Data records
>> BEGIN

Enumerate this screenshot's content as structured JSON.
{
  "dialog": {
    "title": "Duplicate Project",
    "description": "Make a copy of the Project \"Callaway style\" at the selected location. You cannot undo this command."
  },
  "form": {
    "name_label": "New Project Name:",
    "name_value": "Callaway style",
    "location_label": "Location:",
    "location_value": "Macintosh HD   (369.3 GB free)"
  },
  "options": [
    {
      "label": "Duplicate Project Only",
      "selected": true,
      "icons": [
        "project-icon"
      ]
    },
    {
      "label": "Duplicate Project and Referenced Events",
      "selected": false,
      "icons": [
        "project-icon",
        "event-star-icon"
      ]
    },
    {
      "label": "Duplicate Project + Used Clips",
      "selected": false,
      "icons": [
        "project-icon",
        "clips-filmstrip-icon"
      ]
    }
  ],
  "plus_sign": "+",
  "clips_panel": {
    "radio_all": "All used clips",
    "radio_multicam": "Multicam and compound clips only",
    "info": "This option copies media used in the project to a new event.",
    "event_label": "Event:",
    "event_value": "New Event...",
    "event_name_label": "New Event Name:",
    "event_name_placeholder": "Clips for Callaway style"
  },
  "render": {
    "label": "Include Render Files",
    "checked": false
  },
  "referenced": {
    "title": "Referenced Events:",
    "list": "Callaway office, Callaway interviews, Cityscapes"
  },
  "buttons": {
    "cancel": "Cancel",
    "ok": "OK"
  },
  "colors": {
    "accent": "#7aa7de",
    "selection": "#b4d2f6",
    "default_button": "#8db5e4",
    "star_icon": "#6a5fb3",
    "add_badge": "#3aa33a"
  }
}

>> END

◆ Exercise instructions ◆
Write out all of the records once more, exactly.

◆ Output for this exercise ◆
Enumerate this screenshot's content as structured JSON.
{
  "dialog": {
    "title": "Duplicate Project",
    "description": "Make a copy of the Project \"Callaway style\" at the selected location. You cannot undo this command."
  },
  "form": {
    "name_label": "New Project Name:",
    "name_value": "Callaway style",
    "location_label": "Location:",
    "location_value": "Macintosh HD   (369.3 GB free)"
  },
  "options": [
    {
      "label": "Duplicate Project Only",
      "selected": true,
      "icons": [
        "project-icon"
      ]
    },
    {
      "label": "Duplicate Project and Referenced Events",
      "selected": false,
      "icons": [
        "project-icon",
        "event-star-icon"
      ]
    },
    {
      "label": "Duplicate Project + Used Clips",
      "selected": false,
      "icons": [
        "project-icon",
        "clips-filmstrip-icon"
      ]
    }
  ],
  "plus_sign": "+",
  "clips_panel": {
    "radio_all": "All used clips",
    "radio_multicam": "Multicam and compound clips only",
    "info": "This option copies media used in the project to a new event.",
    "event_label": "Event:",
    "event_value": "New Event...",
    "event_name_label": "New Event Name:",
    "event_name_placeholder": "Clips for Callaway style"
  },
  "render": {
    "label": "Include Render Files",
    "checked": false
  },
  "referenced": {
    "title": "Referenced Events:",
    "list": "Callaway office, Callaway interviews, Cityscapes"
  },
  "buttons": {
    "cancel": "Cancel",
    "ok": "OK"
  },
  "colors": {
    "accent": "#7aa7de",
    "selection": "#b4d2f6",
    "default_button": "#8db5e4",
    "star_icon": "#6a5fb3",
    "add_badge": "#3aa33a"
  }
}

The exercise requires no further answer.